> Task description
Return each entry exactly, omitting nothing.

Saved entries
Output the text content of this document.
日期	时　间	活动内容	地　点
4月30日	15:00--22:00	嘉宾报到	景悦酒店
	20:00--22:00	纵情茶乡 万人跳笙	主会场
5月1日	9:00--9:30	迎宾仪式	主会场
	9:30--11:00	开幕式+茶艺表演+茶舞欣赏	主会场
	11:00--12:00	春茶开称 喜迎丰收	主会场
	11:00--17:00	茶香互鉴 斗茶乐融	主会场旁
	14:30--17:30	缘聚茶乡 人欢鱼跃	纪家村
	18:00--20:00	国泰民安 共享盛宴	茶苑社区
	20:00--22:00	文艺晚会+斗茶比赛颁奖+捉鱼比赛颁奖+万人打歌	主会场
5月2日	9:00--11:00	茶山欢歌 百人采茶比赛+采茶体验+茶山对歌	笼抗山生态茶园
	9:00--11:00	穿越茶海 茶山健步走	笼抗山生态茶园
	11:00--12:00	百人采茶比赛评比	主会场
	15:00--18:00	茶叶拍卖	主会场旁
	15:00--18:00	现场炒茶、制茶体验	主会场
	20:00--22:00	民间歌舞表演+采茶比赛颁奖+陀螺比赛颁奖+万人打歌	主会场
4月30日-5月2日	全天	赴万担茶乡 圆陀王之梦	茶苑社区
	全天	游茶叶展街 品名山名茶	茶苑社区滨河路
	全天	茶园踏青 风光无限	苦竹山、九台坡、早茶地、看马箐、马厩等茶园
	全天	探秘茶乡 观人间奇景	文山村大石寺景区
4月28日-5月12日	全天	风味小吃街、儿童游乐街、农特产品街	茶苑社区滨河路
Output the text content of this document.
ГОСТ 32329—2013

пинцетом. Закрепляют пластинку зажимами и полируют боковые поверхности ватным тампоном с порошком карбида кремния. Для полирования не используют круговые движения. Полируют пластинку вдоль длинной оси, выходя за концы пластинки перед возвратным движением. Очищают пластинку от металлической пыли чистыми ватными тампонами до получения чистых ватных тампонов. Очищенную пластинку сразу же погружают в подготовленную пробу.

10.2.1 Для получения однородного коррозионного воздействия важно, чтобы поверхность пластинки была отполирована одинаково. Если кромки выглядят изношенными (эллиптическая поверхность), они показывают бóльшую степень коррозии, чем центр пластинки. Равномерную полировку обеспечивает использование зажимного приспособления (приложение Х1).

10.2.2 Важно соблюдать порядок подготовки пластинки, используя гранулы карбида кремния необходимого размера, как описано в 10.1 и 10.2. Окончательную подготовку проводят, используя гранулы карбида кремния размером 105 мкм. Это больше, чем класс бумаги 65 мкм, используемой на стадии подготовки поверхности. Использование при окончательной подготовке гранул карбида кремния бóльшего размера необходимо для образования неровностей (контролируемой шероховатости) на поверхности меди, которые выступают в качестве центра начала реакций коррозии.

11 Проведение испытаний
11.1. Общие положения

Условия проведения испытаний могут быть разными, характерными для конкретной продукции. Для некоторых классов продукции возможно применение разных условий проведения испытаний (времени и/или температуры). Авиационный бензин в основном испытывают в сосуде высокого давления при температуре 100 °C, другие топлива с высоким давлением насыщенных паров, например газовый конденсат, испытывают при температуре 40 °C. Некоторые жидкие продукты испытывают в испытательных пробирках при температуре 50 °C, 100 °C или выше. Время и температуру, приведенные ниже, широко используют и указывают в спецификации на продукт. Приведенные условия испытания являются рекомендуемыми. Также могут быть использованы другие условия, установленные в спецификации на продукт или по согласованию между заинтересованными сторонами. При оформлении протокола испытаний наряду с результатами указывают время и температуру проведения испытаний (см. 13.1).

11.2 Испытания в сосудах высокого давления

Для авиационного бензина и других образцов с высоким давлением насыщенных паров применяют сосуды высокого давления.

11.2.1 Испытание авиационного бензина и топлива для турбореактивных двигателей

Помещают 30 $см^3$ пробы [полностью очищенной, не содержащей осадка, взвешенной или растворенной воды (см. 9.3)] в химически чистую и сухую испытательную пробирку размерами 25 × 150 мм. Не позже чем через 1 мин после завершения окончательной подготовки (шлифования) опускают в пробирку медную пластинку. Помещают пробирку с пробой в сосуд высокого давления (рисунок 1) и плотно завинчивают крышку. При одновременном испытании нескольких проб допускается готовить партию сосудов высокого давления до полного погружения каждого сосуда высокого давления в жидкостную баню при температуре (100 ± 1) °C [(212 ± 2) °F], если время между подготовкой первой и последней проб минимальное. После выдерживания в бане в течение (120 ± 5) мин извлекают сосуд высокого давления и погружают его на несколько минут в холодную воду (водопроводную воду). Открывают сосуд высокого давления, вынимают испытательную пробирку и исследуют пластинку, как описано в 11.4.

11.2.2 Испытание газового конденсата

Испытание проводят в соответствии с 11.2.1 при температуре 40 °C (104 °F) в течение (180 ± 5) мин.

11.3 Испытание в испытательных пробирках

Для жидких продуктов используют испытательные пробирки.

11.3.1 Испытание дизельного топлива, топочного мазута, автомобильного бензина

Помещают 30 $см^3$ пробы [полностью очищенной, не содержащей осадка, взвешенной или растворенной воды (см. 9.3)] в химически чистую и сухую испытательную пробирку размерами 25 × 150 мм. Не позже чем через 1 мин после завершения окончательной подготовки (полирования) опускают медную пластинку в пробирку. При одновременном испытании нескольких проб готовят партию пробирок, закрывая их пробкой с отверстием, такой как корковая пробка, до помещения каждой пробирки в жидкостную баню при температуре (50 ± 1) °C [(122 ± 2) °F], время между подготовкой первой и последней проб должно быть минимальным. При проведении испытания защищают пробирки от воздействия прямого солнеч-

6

> Answer
Output the text content of this document.
日期	时　间	活动内容	地　点
4月30日	15:00--22:00	嘉宾报到	景悦酒店
	20:00--22:00	纵情茶乡 万人跳笙	主会场
5月1日	9:00--9:30	迎宾仪式	主会场
	9:30--11:00	开幕式+茶艺表演+茶舞欣赏	主会场
	11:00--12:00	春茶开称 喜迎丰收	主会场
	11:00--17:00	茶香互鉴 斗茶乐融	主会场旁
	14:30--17:30	缘聚茶乡 人欢鱼跃	纪家村
	18:00--20:00	国泰民安 共享盛宴	茶苑社区
	20:00--22:00	文艺晚会+斗茶比赛颁奖+捉鱼比赛颁奖+万人打歌	主会场
5月2日	9:00--11:00	茶山欢歌 百人采茶比赛+采茶体验+茶山对歌	笼抗山生态茶园
	9:00--11:00	穿越茶海 茶山健步走	笼抗山生态茶园
	11:00--12:00	百人采茶比赛评比	主会场
	15:00--18:00	茶叶拍卖	主会场旁
	15:00--18:00	现场炒茶、制茶体验	主会场
	20:00--22:00	民间歌舞表演+采茶比赛颁奖+陀螺比赛颁奖+万人打歌	主会场
4月30日-5月2日	全天	赴万担茶乡 圆陀王之梦	茶苑社区
	全天	游茶叶展街 品名山名茶	茶苑社区滨河路
	全天	茶园踏青 风光无限	苦竹山、九台坡、早茶地、看马箐、马厩等茶园
	全天	探秘茶乡 观人间奇景	文山村大石寺景区
4月28日-5月12日	全天	风味小吃街、儿童游乐街、农特产品街	茶苑社区滨河路
Output the text content of this document.
ГОСТ 32329—2013

пинцетом. Закрепляют пластинку зажимами и полируют боковые поверхности ватным тампоном с порошком карбида кремния. Для полирования не используют круговые движения. Полируют пластинку вдоль длинной оси, выходя за концы пластинки перед возвратным движением. Очищают пластинку от металлической пыли чистыми ватными тампонами до получения чистых ватных тампонов. Очищенную пластинку сразу же погружают в подготовленную пробу.

10.2.1 Для получения однородного коррозионного воздействия важно, чтобы поверхность пластинки была отполирована одинаково. Если кромки выглядят изношенными (эллиптическая поверхность), они показывают бóльшую степень коррозии, чем центр пластинки. Равномерную полировку обеспечивает использование зажимного приспособления (приложение Х1).

10.2.2 Важно соблюдать порядок подготовки пластинки, используя гранулы карбида кремния необходимого размера, как описано в 10.1 и 10.2. Окончательную подготовку проводят, используя гранулы карбида кремния размером 105 мкм. Это больше, чем класс бумаги 65 мкм, используемой на стадии подготовки поверхности. Использование при окончательной подготовке гранул карбида кремния бóльшего размера необходимо для образования неровностей (контролируемой шероховатости) на поверхности меди, которые выступают в качестве центра начала реакций коррозии.

11 Проведение испытаний
11.1. Общие положения

Условия проведения испытаний могут быть разными, характерными для конкретной продукции. Для некоторых классов продукции возможно применение разных условий проведения испытаний (времени и/или температуры). Авиационный бензин в основном испытывают в сосуде высокого давления при температуре 100 °C, другие топлива с высоким давлением насыщенных паров, например газовый конденсат, испытывают при температуре 40 °C. Некоторые жидкие продукты испытывают в испытательных пробирках при температуре 50 °C, 100 °C или выше. Время и температуру, приведенные ниже, широко используют и указывают в спецификации на продукт. Приведенные условия испытания являются рекомендуемыми. Также могут быть использованы другие условия, установленные в спецификации на продукт или по согласованию между заинтересованными сторонами. При оформлении протокола испытаний наряду с результатами указывают время и температуру проведения испытаний (см. 13.1).

11.2 Испытания в сосудах высокого давления

Для авиационного бензина и других образцов с высоким давлением насыщенных паров применяют сосуды высокого давления.

11.2.1 Испытание авиационного бензина и топлива для турбореактивных двигателей

Помещают 30 $см^3$ пробы [полностью очищенной, не содержащей осадка, взвешенной или растворенной воды (см. 9.3)] в химически чистую и сухую испытательную пробирку размерами 25 × 150 мм. Не позже чем через 1 мин после завершения окончательной подготовки (шлифования) опускают в пробирку медную пластинку. Помещают пробирку с пробой в сосуд высокого давления (рисунок 1) и плотно завинчивают крышку. При одновременном испытании нескольких проб допускается готовить партию сосудов высокого давления до полного погружения каждого сосуда высокого давления в жидкостную баню при температуре (100 ± 1) °C [(212 ± 2) °F], если время между подготовкой первой и последней проб минимальное. После выдерживания в бане в течение (120 ± 5) мин извлекают сосуд высокого давления и погружают его на несколько минут в холодную воду (водопроводную воду). Открывают сосуд высокого давления, вынимают испытательную пробирку и исследуют пластинку, как описано в 11.4.

11.2.2 Испытание газового конденсата

Испытание проводят в соответствии с 11.2.1 при температуре 40 °C (104 °F) в течение (180 ± 5) мин.

11.3 Испытание в испытательных пробирках

Для жидких продуктов используют испытательные пробирки.

11.3.1 Испытание дизельного топлива, топочного мазута, автомобильного бензина

Помещают 30 $см^3$ пробы [полностью очищенной, не содержащей осадка, взвешенной или растворенной воды (см. 9.3)] в химически чистую и сухую испытательную пробирку размерами 25 × 150 мм. Не позже чем через 1 мин после завершения окончательной подготовки (полирования) опускают медную пластинку в пробирку. При одновременном испытании нескольких проб готовят партию пробирок, закрывая их пробкой с отверстием, такой как корковая пробка, до помещения каждой пробирки в жидкостную баню при температуре (50 ± 1) °C [(122 ± 2) °F], время между подготовкой первой и последней проб должно быть минимальным. При проведении испытания защищают пробирки от воздействия прямого солнеч-

6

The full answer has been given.